BRIEF ▸ Select the lines of the records containing the word "distribution" and list them.

RECORDS PROVIDED ▸
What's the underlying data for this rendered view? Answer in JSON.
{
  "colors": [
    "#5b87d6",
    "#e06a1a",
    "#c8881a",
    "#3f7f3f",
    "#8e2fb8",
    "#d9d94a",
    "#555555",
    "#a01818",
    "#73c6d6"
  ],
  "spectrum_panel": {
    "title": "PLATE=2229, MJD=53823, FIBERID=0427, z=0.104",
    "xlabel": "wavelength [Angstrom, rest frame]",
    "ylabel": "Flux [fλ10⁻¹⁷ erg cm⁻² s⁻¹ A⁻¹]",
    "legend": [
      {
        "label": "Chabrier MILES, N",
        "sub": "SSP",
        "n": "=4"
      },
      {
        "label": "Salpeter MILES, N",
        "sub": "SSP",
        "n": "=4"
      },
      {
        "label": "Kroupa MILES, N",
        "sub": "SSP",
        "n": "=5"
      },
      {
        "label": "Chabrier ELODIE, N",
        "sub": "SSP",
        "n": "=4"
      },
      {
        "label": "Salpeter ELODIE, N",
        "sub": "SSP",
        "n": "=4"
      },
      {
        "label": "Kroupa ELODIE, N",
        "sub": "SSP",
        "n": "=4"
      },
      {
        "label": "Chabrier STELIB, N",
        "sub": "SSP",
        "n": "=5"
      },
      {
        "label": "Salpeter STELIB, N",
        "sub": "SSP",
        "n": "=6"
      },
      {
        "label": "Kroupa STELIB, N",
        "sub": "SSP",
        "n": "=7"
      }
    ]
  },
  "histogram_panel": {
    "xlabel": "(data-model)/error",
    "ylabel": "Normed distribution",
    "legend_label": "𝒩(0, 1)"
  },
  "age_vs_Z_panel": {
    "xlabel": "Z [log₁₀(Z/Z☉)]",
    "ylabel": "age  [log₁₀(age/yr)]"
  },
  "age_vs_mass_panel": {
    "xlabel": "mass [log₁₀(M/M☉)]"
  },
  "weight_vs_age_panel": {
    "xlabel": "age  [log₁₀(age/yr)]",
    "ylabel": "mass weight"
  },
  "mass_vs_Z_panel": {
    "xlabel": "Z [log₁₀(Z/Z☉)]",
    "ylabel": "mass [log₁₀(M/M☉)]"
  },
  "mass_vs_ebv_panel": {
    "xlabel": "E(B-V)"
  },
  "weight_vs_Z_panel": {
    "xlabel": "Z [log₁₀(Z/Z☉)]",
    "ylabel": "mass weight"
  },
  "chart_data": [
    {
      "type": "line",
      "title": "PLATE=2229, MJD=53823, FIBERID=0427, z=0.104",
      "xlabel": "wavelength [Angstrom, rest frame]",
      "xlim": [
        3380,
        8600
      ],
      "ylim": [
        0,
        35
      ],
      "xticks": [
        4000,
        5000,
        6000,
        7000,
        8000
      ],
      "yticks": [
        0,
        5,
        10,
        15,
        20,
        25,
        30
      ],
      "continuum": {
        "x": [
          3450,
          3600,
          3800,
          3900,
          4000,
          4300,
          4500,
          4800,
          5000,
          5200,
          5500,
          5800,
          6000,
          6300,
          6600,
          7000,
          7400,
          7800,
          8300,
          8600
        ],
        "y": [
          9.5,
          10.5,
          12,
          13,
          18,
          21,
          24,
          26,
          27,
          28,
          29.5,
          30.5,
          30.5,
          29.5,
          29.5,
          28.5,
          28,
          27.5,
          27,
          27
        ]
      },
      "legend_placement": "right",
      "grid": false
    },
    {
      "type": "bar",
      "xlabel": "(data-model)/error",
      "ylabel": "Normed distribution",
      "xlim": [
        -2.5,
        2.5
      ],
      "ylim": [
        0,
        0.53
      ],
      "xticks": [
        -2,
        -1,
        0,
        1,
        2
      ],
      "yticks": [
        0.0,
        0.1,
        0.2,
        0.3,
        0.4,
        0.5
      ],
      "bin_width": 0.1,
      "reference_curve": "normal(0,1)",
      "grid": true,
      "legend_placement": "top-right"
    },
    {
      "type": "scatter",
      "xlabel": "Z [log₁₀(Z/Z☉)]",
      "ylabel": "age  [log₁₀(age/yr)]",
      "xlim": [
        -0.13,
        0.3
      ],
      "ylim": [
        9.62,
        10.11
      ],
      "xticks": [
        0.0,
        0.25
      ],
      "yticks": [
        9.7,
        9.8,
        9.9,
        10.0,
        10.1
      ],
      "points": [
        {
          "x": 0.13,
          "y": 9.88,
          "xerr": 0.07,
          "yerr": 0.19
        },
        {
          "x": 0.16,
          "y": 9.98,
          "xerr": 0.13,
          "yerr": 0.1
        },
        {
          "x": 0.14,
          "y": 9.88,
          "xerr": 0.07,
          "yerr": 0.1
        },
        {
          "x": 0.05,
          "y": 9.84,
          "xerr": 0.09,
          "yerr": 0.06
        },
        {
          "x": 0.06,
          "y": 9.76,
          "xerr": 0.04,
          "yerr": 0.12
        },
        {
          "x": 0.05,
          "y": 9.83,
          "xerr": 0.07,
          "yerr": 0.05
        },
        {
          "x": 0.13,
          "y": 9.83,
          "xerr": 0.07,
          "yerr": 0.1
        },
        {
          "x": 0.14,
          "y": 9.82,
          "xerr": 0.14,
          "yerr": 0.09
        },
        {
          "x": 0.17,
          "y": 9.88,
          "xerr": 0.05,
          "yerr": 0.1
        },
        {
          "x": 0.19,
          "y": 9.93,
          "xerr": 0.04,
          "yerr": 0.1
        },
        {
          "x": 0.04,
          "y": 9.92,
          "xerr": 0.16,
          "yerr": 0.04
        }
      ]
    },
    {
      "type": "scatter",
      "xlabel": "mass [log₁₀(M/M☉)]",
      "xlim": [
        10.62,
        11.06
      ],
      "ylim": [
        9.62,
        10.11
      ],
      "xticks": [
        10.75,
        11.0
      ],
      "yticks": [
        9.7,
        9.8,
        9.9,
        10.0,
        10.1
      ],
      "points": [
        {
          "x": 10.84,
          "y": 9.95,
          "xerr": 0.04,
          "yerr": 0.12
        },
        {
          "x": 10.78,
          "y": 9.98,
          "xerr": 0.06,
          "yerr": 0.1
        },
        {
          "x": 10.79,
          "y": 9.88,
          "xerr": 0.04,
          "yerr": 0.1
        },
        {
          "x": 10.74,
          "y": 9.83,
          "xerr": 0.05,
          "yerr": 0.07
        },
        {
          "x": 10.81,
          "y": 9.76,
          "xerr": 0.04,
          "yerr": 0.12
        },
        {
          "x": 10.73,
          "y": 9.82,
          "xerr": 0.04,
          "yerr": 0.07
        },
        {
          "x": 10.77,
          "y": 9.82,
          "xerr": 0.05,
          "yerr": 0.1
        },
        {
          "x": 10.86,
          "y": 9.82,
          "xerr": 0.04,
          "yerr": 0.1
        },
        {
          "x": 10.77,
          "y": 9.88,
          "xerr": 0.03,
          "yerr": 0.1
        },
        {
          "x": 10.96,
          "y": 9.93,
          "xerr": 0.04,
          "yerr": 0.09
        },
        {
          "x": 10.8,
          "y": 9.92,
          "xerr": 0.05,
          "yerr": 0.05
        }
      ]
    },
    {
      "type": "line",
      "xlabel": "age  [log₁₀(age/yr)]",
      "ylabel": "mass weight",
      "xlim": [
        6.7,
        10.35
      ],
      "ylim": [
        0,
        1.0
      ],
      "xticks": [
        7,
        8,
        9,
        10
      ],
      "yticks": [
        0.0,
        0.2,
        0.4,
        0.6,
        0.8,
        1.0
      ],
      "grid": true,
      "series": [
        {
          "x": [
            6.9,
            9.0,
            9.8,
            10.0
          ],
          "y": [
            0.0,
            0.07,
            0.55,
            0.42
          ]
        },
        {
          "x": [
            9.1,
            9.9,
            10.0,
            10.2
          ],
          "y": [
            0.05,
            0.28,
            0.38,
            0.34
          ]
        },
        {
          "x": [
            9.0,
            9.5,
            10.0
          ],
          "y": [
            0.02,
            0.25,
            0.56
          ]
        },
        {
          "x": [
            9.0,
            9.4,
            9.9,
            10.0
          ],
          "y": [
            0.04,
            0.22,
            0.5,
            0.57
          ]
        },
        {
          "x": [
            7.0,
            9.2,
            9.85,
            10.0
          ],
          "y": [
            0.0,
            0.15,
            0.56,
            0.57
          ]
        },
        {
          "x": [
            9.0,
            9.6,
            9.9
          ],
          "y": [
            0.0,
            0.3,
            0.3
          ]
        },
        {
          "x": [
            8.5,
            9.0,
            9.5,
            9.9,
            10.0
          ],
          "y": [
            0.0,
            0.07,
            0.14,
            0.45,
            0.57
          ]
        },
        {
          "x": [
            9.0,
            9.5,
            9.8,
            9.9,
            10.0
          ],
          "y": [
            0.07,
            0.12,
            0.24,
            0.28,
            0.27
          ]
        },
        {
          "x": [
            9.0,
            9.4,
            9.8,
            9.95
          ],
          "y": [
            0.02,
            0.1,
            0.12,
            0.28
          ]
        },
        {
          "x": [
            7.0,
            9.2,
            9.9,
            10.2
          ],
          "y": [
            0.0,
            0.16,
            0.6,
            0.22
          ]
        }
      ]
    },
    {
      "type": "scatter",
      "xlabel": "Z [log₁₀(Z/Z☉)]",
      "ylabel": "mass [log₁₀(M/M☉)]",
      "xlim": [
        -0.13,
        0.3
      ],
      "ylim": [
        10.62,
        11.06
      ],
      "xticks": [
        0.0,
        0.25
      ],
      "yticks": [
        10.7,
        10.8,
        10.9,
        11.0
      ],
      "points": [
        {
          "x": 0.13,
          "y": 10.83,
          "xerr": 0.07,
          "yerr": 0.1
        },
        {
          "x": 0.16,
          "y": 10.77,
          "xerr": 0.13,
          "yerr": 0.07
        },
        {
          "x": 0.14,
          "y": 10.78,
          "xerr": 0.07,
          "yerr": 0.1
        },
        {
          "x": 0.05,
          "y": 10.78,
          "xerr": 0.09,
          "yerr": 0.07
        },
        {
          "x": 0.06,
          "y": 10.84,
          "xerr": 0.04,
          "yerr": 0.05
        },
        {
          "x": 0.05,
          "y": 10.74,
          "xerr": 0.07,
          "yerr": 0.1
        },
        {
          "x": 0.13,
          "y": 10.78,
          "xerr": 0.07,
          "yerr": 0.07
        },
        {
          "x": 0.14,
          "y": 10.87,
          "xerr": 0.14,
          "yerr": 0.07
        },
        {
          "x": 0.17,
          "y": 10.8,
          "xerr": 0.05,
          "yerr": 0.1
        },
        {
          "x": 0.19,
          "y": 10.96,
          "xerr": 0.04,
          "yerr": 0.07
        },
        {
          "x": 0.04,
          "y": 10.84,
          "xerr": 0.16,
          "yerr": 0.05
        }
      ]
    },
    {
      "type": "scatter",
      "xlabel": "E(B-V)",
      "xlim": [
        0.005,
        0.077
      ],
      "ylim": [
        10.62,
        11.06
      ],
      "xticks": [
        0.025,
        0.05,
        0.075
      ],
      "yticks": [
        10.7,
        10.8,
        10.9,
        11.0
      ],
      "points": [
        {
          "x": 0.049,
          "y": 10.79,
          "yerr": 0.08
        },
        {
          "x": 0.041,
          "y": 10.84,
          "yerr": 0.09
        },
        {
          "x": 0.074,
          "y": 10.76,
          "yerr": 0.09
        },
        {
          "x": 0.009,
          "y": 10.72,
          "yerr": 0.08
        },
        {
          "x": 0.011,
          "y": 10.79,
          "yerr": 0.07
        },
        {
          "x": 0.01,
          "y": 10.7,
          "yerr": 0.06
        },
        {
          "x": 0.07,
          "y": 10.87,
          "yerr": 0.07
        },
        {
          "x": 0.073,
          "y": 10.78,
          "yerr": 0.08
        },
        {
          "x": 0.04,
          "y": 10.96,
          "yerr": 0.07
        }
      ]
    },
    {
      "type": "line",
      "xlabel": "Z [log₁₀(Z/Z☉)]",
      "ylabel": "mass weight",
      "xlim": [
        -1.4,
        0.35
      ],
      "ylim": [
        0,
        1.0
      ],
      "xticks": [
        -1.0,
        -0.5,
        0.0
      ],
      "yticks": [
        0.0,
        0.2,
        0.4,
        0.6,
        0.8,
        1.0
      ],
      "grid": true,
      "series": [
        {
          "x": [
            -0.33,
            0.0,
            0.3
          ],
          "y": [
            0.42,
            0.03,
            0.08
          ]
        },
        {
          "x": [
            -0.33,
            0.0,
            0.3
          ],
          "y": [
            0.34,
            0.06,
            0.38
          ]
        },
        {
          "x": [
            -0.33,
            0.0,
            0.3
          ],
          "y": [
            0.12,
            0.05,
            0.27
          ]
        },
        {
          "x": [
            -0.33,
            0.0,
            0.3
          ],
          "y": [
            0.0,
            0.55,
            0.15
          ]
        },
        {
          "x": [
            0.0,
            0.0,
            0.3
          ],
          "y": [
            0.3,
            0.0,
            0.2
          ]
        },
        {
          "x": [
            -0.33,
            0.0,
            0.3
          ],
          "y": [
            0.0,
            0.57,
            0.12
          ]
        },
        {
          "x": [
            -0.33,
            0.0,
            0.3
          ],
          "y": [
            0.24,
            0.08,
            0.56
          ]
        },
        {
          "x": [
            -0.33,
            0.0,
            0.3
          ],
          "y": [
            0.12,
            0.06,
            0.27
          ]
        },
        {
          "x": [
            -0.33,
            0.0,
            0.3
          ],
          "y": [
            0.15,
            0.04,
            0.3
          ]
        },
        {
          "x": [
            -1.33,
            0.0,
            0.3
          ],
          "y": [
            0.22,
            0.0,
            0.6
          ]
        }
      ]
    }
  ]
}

SOLUTION TO THIS PROBLEM ▸
    "ylabel": "Normed distribution",
      "ylabel": "Normed distribution",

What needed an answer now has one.